__TEKS SUMBER__.
== == ==

Taat Dan Cinta Kepada Allah Dan Rasul-Nya
Seorang hamba yang mengetahui bahwa kesempurnaan yang hakiki tiada
lain kecuali milik Allah dan setiap yang tampak sempurna dari dirinya
atau orang lain adalah dari dan karena Allah, maka hal itu akan menuntut
keinginan menaati-Nya dan mencintai segala yang mendekatkan diri
kepada-Nya.
Allah SWT berfirman, Katakanlah, "Jika kamu (benar-benar) mencintai Allah, ikutilah aku, niscaya Allah mengasihimu" (QS Ali 'Imran [3]: 31).
Ketahuilah,
wahai yang dikasihi Allah, bahwa kecintaan hamba kepada Allah dan
Rasul-Nya adalah ketaatan dan kepatuhan kepada perintah Allah dan
Rasul-Nya. Adapun kecintaan Allah kepada hamba-Nya adalah limpahan
ampunan-Nya kepadanya.
Ada yang mengatakan, apabila hamba
mengetahui bahwa kesempurnaan yang hakiki tiada lain kecuali milik Allah
dan setiap yang tampak sempurna dari dirinya atau orang lain adalah
dari dan karena Allah, cintanya hanya milik dan kepada Allah. Hal itu
menuntut keinginan mentaati-Nya dan mencintai segala yang mendekatkan
diri kepada-Nya. Oleh karena itu, mahabbah ditafsirkan sebagai
keinginan untuk taat dan kelaziman mengikuti Rasulullah SAW dalam
peribadatannya. Hal itu merupakan dorongan menuju ketaatan kepada-Nya.
Al-Hasan
r.a. berkata, "Beberapa kaum berjanji di hadapan Rasulullah SAW, 'Wahai
Rasulullah, sungguh kami mencintai Tuhan kami.' Maka turunlah ayat di
atas."
Basyar al-Hâfî berkata, "Aku bermimpi bertemu dengan Nabi
SAW. Beliau bertanya, 'Wahai Basyar, tahukah engkau, dengan apa Allah
meninggikanmu diantara kawan-kawanmu?' "Tidak, wahai Rasulullah,"
jawabku. Beliau bersabda, 'Dengan baktimu kepada orang-orang saleh,
nasihatmu kepada saudara-saudaramu, kecintaanmu kepada sahabat-sahabatmu
dan pengikut Sunnahku, dan kepatuhanmu kepada Sunnahku.' Selanjutnya
Nabi SAW bersabda, 'Barangsiapa yang menghidupkan Sunnahku, dia telah
mencintaiku. Dan, barangsiapa yang mencintaiku, pada hari kiamat dia
bersamaku di surga.'"

== == ==

Catatan dari kumpulan data:
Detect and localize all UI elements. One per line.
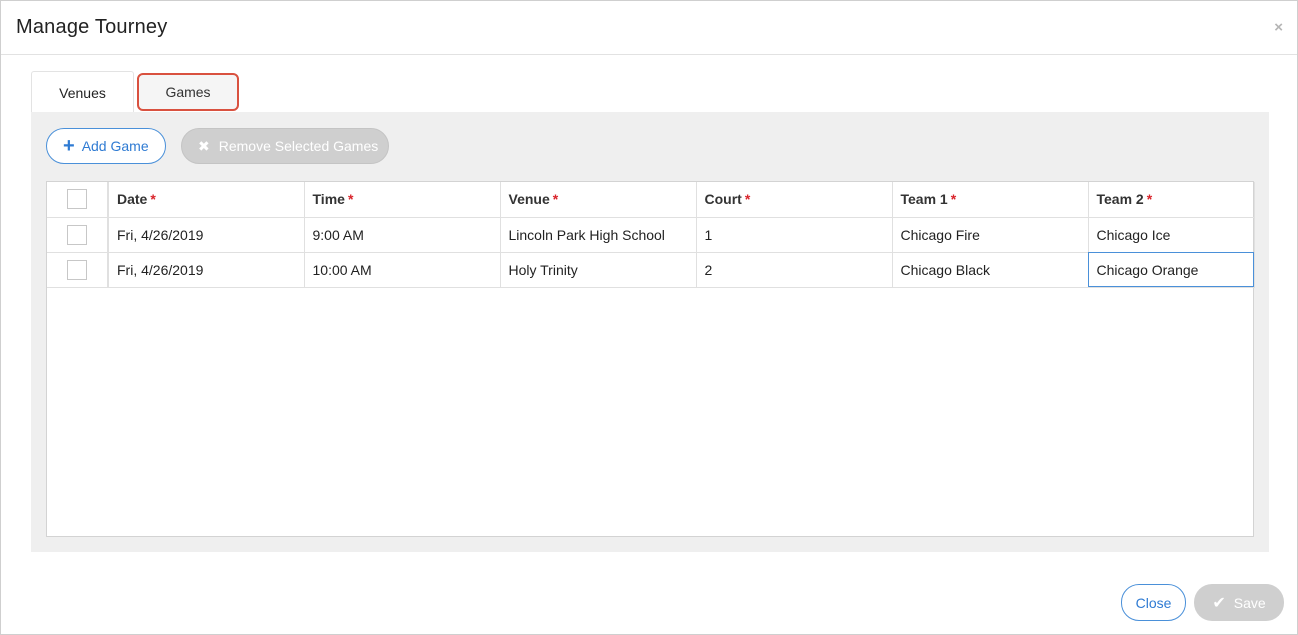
column-label: Time	[312, 191, 345, 208]
save-label: Save	[1233, 594, 1266, 611]
cell-court[interactable]: 1	[696, 217, 893, 253]
cell-team2[interactable]: Chicago Ice	[1088, 217, 1255, 253]
row-select-cell	[47, 217, 109, 253]
required-marker: *	[552, 191, 559, 208]
x-icon: ✖	[198, 137, 210, 154]
column-header-venue[interactable]: Venue *	[500, 182, 697, 218]
table-header-row: Date * Time * Venue * Court * Team 1 * Team 2…	[47, 182, 1255, 218]
required-marker: *	[950, 191, 957, 208]
remove-selected-games-button[interactable]: ✖ Remove Selected Games	[181, 128, 389, 164]
cell-venue[interactable]: Holy Trinity	[500, 252, 697, 288]
tab-venues[interactable]: Venues	[31, 71, 134, 113]
tab-games[interactable]: Games	[137, 73, 239, 111]
cell-venue[interactable]: Lincoln Park High School	[500, 217, 697, 253]
cell-team2-selected[interactable]: Chicago Orange	[1088, 252, 1255, 288]
save-button[interactable]: ✔ Save	[1194, 584, 1284, 621]
cell-team1[interactable]: Chicago Fire	[892, 217, 1089, 253]
column-label: Team 2	[1096, 191, 1144, 208]
row-select-cell	[47, 252, 109, 288]
add-game-button[interactable]: + Add Game	[46, 128, 166, 164]
select-all-checkbox[interactable]	[67, 189, 87, 210]
games-table: Date * Time * Venue * Court * Team 1 * Team 2…	[47, 182, 1255, 288]
row-checkbox[interactable]	[67, 224, 87, 245]
modal-header: Manage Tourney ×	[1, 1, 1297, 55]
required-marker: *	[347, 191, 354, 208]
cell-date[interactable]: Fri, 4/26/2019	[108, 217, 305, 253]
cell-time[interactable]: 9:00 AM	[304, 217, 501, 253]
games-grid: Date * Time * Venue * Court * Team 1 * Team 2…	[46, 181, 1255, 537]
column-label: Court	[704, 191, 742, 208]
table-row[interactable]: Fri, 4/26/2019 9:00 AM Lincoln Park High…	[47, 217, 1255, 253]
column-header-team1[interactable]: Team 1 *	[892, 182, 1089, 218]
column-header-time[interactable]: Time *	[304, 182, 501, 218]
row-checkbox[interactable]	[67, 259, 87, 280]
remove-selected-games-label: Remove Selected Games	[218, 138, 379, 154]
cell-court[interactable]: 2	[696, 252, 893, 288]
required-marker: *	[1146, 191, 1153, 208]
modal-title: Manage Tourney	[16, 16, 168, 38]
cell-date[interactable]: Fri, 4/26/2019	[108, 252, 305, 288]
manage-tourney-modal: Manage Tourney × Venues Games + Add Game…	[0, 0, 1298, 635]
column-label: Venue	[508, 191, 550, 208]
column-label: Team 1	[900, 191, 948, 208]
check-icon: ✔	[1212, 594, 1226, 612]
games-panel: + Add Game ✖ Remove Selected Games Date *…	[31, 112, 1269, 552]
table-row[interactable]: Fri, 4/26/2019 10:00 AM Holy Trinity 2 C…	[47, 252, 1255, 288]
column-header-team2[interactable]: Team 2 *	[1088, 182, 1255, 218]
column-label: Date	[117, 191, 148, 208]
plus-icon: +	[63, 135, 75, 157]
column-header-date[interactable]: Date *	[108, 182, 305, 218]
cell-team1[interactable]: Chicago Black	[892, 252, 1089, 288]
select-all-cell	[47, 182, 109, 218]
required-marker: *	[150, 191, 156, 208]
cell-time[interactable]: 10:00 AM	[304, 252, 501, 288]
close-icon[interactable]: ×	[1274, 19, 1283, 36]
column-header-court[interactable]: Court *	[696, 182, 893, 218]
close-button[interactable]: Close	[1121, 584, 1186, 621]
required-marker: *	[744, 191, 751, 208]
add-game-label: Add Game	[81, 138, 149, 154]
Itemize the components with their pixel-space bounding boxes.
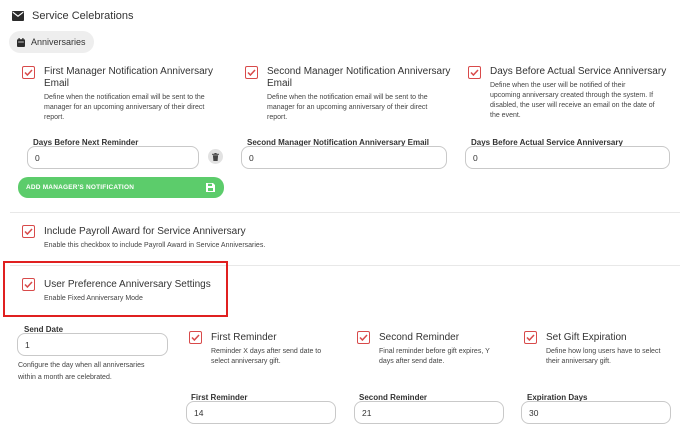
tab-anniversaries[interactable]: Anniversaries: [9, 31, 94, 53]
check-icon: [24, 281, 33, 288]
envelope-icon: [12, 11, 24, 21]
expiration-days-input[interactable]: 30: [521, 401, 671, 424]
second-reminder-input[interactable]: 21: [354, 401, 504, 424]
checkbox-user-preference[interactable]: [22, 278, 35, 291]
option-title: Set Gift Expiration: [546, 332, 627, 343]
option-desc: report.: [267, 114, 288, 121]
button-label: ADD MANAGER'S NOTIFICATION: [26, 184, 135, 191]
option-desc: manager for an upcoming anniversary of t…: [44, 104, 205, 111]
send-date-input[interactable]: 1: [17, 333, 168, 356]
option-title: First Manager Notification Anniversary: [44, 66, 213, 77]
option-title-cont: Email: [44, 78, 70, 89]
delete-reminder-button[interactable]: [208, 149, 223, 164]
check-icon: [24, 228, 33, 235]
option-gift-expiration[interactable]: [524, 331, 537, 344]
checkbox-first-reminder[interactable]: [189, 331, 202, 344]
checkbox-gift-expiration[interactable]: [524, 331, 537, 344]
checkbox-first-manager[interactable]: [22, 66, 35, 79]
option-desc: Define when the notification email will …: [267, 94, 428, 101]
check-icon: [24, 69, 33, 76]
first-reminder-input[interactable]: 14: [186, 401, 336, 424]
option-desc: the event.: [490, 112, 521, 119]
option-desc: Define when the notification email will …: [44, 94, 205, 101]
option-second-manager[interactable]: [245, 66, 258, 79]
option-days-before-actual-text: Days Before Actual Service Anniversary D…: [490, 66, 680, 121]
option-first-manager[interactable]: [22, 66, 35, 79]
option-title: First Reminder: [211, 332, 277, 343]
checkbox-payroll[interactable]: [22, 225, 35, 238]
option-desc: Final reminder before gift expires, Y: [379, 348, 490, 355]
option-title: Second Reminder: [379, 332, 460, 343]
checkbox-second-manager[interactable]: [245, 66, 258, 79]
checkbox-days-before-actual[interactable]: [468, 66, 481, 79]
option-desc: days after send date.: [379, 358, 445, 365]
divider: [10, 212, 680, 213]
send-date-help: Configure the day when all anniversaries…: [18, 360, 144, 384]
option-desc: Define when the user will be notified of…: [490, 82, 626, 89]
option-title: Include Payroll Award for Service Annive…: [44, 226, 246, 237]
option-title: Days Before Actual Service Anniversary: [490, 66, 667, 77]
option-desc: their anniversary gift.: [546, 358, 611, 365]
save-icon: [206, 183, 215, 192]
option-first-manager-text: First Manager Notification Anniversary E…: [44, 66, 234, 123]
option-desc: Define how long users have to select: [546, 348, 661, 355]
help-text: Configure the day when all anniversaries: [18, 362, 145, 369]
calendar-icon: [17, 37, 25, 47]
option-desc: report.: [44, 114, 65, 121]
option-desc: select anniversary gift.: [211, 358, 281, 365]
option-title: Second Manager Notification Anniversary: [267, 66, 451, 77]
section-title: Service Celebrations: [32, 10, 134, 22]
checkbox-second-reminder[interactable]: [357, 331, 370, 344]
check-icon: [359, 334, 368, 341]
option-user-preference-text: User Preference Anniversary Settings Ena…: [44, 279, 211, 304]
trash-icon: [212, 152, 219, 161]
option-desc: Enable Fixed Anniversary Mode: [44, 295, 143, 302]
tab-label: Anniversaries: [31, 37, 86, 47]
check-icon: [470, 69, 479, 76]
option-desc: upcoming anniversary created through the…: [490, 92, 654, 99]
option-desc: disabled, the user will receive an email…: [490, 102, 655, 109]
option-payroll[interactable]: [22, 225, 35, 238]
check-icon: [526, 334, 535, 341]
option-second-reminder-text: Second Reminder Final reminder before gi…: [379, 332, 519, 367]
second-manager-input[interactable]: 0: [241, 146, 447, 169]
option-title: User Preference Anniversary Settings: [44, 279, 211, 290]
option-days-before-actual[interactable]: [468, 66, 481, 79]
add-managers-notification-button[interactable]: ADD MANAGER'S NOTIFICATION: [18, 177, 224, 198]
option-second-manager-text: Second Manager Notification Anniversary …: [267, 66, 457, 123]
option-desc: Enable this checkbox to include Payroll …: [44, 242, 266, 249]
option-user-preference[interactable]: [22, 278, 35, 291]
days-before-next-input[interactable]: 0: [27, 146, 199, 169]
option-payroll-text: Include Payroll Award for Service Annive…: [44, 226, 265, 251]
days-before-actual-input[interactable]: 0: [465, 146, 670, 169]
option-second-reminder[interactable]: [357, 331, 370, 344]
option-first-reminder-text: First Reminder Reminder X days after sen…: [211, 332, 351, 367]
check-icon: [191, 334, 200, 341]
option-gift-expiration-text: Set Gift Expiration Define how long user…: [546, 332, 686, 367]
check-icon: [247, 69, 256, 76]
option-desc: Reminder X days after send date to: [211, 348, 322, 355]
option-desc: manager for an upcoming anniversary of t…: [267, 104, 428, 111]
option-title-cont: Email: [267, 78, 293, 89]
help-text: within a month are celebrated.: [18, 374, 112, 381]
option-first-reminder[interactable]: [189, 331, 202, 344]
section-header: Service Celebrations: [12, 10, 134, 22]
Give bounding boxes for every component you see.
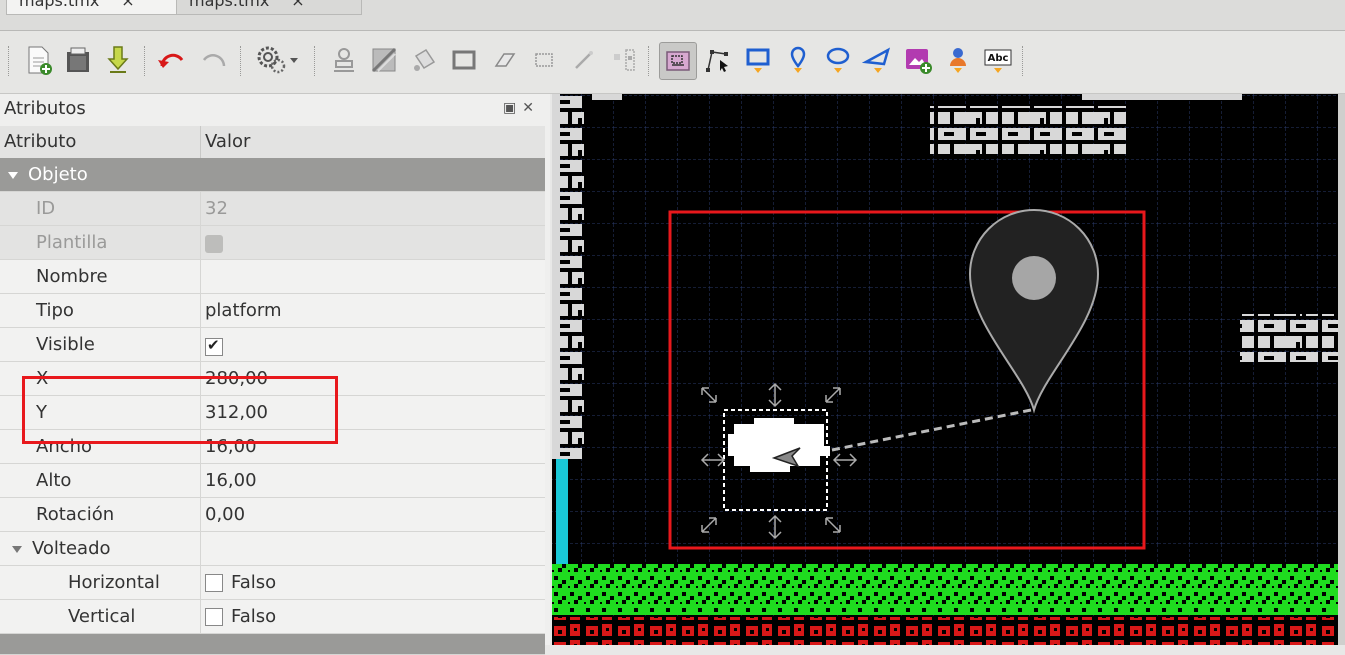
stamp-icon[interactable]	[326, 42, 362, 78]
close-icon[interactable]: ×	[291, 0, 304, 10]
map-canvas[interactable]	[552, 94, 1345, 645]
text-tool-label: Abc	[988, 53, 1009, 64]
green-ground-edge	[552, 612, 1345, 615]
property-row-name[interactable]: Nombre	[0, 260, 545, 294]
brick-strip-top	[1082, 94, 1242, 100]
property-label: Plantilla	[36, 232, 108, 253]
insert-polygon-icon[interactable]	[860, 42, 896, 78]
rect-select-icon[interactable]	[526, 42, 562, 78]
panel-buttons: ▣✕	[503, 100, 540, 116]
edit-polygons-icon[interactable]	[700, 42, 736, 78]
toolbar-separator	[144, 46, 149, 76]
undo-icon[interactable]	[154, 42, 190, 78]
visible-checkbox[interactable]	[205, 336, 223, 356]
panel-title: Atributos	[4, 98, 86, 119]
toolbar-separator	[314, 46, 319, 76]
property-label: Rotación	[36, 504, 115, 525]
red-ground	[552, 617, 1345, 645]
select-same-tile-icon[interactable]	[606, 42, 642, 78]
brick-wall-left	[552, 94, 606, 459]
cyan-wall	[556, 459, 568, 564]
group-flip-label: Volteado	[32, 538, 111, 559]
property-value: Falso	[231, 606, 277, 627]
chevron-down-icon[interactable]	[8, 171, 18, 179]
toolbar-separator	[240, 46, 245, 76]
property-value: 32	[205, 198, 228, 219]
property-label: Nombre	[36, 266, 108, 287]
eraser-icon[interactable]	[486, 42, 522, 78]
template-reset-icon[interactable]	[205, 235, 223, 253]
select-objects-icon[interactable]	[659, 42, 697, 80]
insert-rectangle-icon[interactable]	[740, 42, 776, 78]
value-column-header[interactable]: Valor	[205, 131, 250, 152]
tab-maps-2[interactable]: maps.tmx ×	[176, 0, 362, 15]
save-icon[interactable]	[100, 42, 136, 78]
bucket-fill-icon[interactable]	[406, 42, 442, 78]
property-label: Horizontal	[68, 572, 160, 593]
property-row-id: ID 32	[0, 192, 545, 226]
float-panel-icon[interactable]: ▣	[503, 100, 522, 116]
group-object[interactable]: Objeto	[0, 158, 545, 192]
green-ground	[552, 564, 1345, 614]
open-file-icon[interactable]	[60, 42, 96, 78]
annotation-highlight-box	[22, 376, 338, 444]
group-flip[interactable]: Volteado	[0, 532, 545, 566]
close-icon[interactable]: ×	[121, 0, 134, 10]
toolbar-separator	[648, 46, 653, 76]
terrain-icon[interactable]	[366, 42, 402, 78]
main-toolbar: Abc	[0, 31, 1345, 94]
property-value[interactable]: platform	[205, 300, 281, 321]
vertical-scrollbar[interactable]	[1338, 94, 1345, 645]
tab-label: maps.tmx	[189, 0, 270, 10]
property-row-template: Plantilla	[0, 226, 545, 260]
new-file-icon[interactable]	[20, 42, 56, 78]
flip-horizontal-checkbox[interactable]	[205, 574, 223, 592]
property-row-type[interactable]: Tipo platform	[0, 294, 545, 328]
insert-ellipse-icon[interactable]	[820, 42, 856, 78]
flip-vertical-checkbox[interactable]	[205, 608, 223, 626]
tab-bar: maps.tmx × maps.tmx ×	[0, 0, 1345, 31]
wall-edge	[552, 94, 560, 459]
group-object-label: Objeto	[28, 164, 88, 185]
property-row-visible[interactable]: Visible	[0, 328, 545, 362]
property-label: ID	[36, 198, 56, 219]
property-value[interactable]: 0,00	[205, 504, 245, 525]
shape-fill-icon[interactable]	[446, 42, 482, 78]
property-label: Visible	[36, 334, 95, 355]
property-row-rotation[interactable]: Rotación 0,00	[0, 498, 545, 532]
attribute-column-header[interactable]: Atributo	[4, 131, 76, 152]
property-label: Alto	[36, 470, 72, 491]
commands-icon[interactable]	[252, 42, 304, 78]
property-row-flip-vertical[interactable]: Vertical Falso	[0, 600, 545, 634]
magic-wand-icon[interactable]	[566, 42, 602, 78]
property-label: Vertical	[68, 606, 136, 627]
property-row-flip-horizontal[interactable]: Horizontal Falso	[0, 566, 545, 600]
property-label: Tipo	[36, 300, 74, 321]
properties-panel: Atributos ▣✕ Atributo Valor Objeto ID 32…	[0, 94, 550, 655]
redo-icon[interactable]	[196, 42, 232, 78]
toolbar-separator	[1022, 46, 1027, 76]
tab-label: maps.tmx	[19, 0, 100, 10]
insert-tile-icon[interactable]	[900, 42, 936, 78]
insert-point-icon[interactable]	[780, 42, 816, 78]
brick-strip-top-left	[592, 94, 622, 100]
brick-platform-right	[1240, 314, 1345, 362]
tab-maps-1[interactable]: maps.tmx ×	[6, 0, 188, 15]
insert-text-icon[interactable]: Abc	[980, 42, 1016, 78]
brick-platform-top	[930, 106, 1130, 154]
toolbar-separator	[8, 46, 13, 76]
chevron-down-icon[interactable]	[12, 545, 22, 553]
property-value: Falso	[231, 572, 277, 593]
properties-header: Atributo Valor	[0, 126, 545, 159]
insert-template-icon[interactable]	[940, 42, 976, 78]
property-value[interactable]: 16,00	[205, 470, 257, 491]
map-view[interactable]	[552, 94, 1345, 645]
close-panel-icon[interactable]: ✕	[522, 100, 540, 116]
property-row-height[interactable]: Alto 16,00	[0, 464, 545, 498]
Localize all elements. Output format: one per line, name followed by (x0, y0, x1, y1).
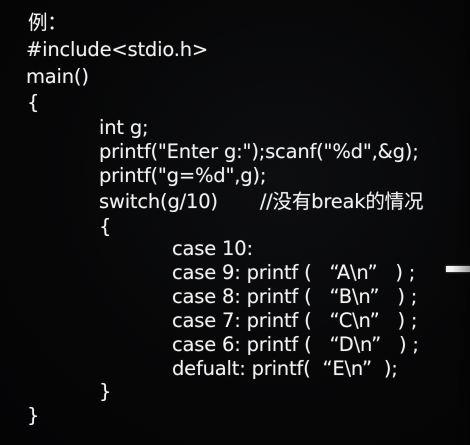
close-brace-switch: } (99, 380, 112, 403)
edge-shadow (452, 0, 470, 445)
default-line: defualt: printf( “E\n” ); (172, 357, 398, 380)
open-brace-main: { (27, 91, 40, 114)
input-line: printf("Enter g:");scanf("%d",&g); (99, 140, 419, 163)
case-10-line: case 10: (172, 237, 253, 260)
highlight-bar (446, 266, 470, 272)
switch-line: switch(g/10) //没有break的情况 (99, 190, 424, 213)
example-label: 例： (28, 11, 67, 34)
case-6-line: case 6: printf ( “D\n” ) ; (172, 333, 419, 356)
close-brace-main: } (27, 404, 40, 427)
include-line: #include<stdio.h> (26, 38, 209, 61)
case-9-line: case 9: printf ( “A\n” ) ; (172, 261, 416, 284)
declare-line: int g; (99, 116, 149, 139)
case-7-line: case 7: printf ( “C\n” ) ; (172, 309, 418, 332)
code-slide: 例： #include<stdio.h> main() { int g; pri… (0, 0, 470, 445)
case-8-line: case 8: printf ( “B\n” ) ; (172, 285, 418, 308)
open-brace-switch: { (99, 215, 112, 238)
main-line: main() (26, 65, 89, 88)
print-line: printf("g=%d",g); (99, 164, 267, 187)
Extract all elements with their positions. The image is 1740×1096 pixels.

== == ==

__TUGAS__.
Tolong jawab pertanyaan berikut berdasarkan teks tentang taat dan cinta kepada Allah:
1. Apa yang dimaksud dengan kecintaan Allah kepada hamba-Nya?
2. Mahabbah ditafsirkan sebagai apa?
3. Dalam mimpi Basyar al-Hâfî, apa yang telah dilakukan oleh orang yang menghidupkan Sunnah Nabi SAW?
Gunakan hanya teks tentang taat dan cinta kepada Allah.

__JAWABAN LENGKAP__.
1. Kecintaan Allah kepada hamba-Nya adalah limpahan ampunan-Nya kepada hamba itu.
2. Mahabbah ditafsirkan sebagai keinginan untuk taat dan kelaziman mengikuti Rasulullah SAW dalam peribadatannya.
3. Orang yang menghidupkan Sunnah Nabi SAW telah mencintai Nabi SAW.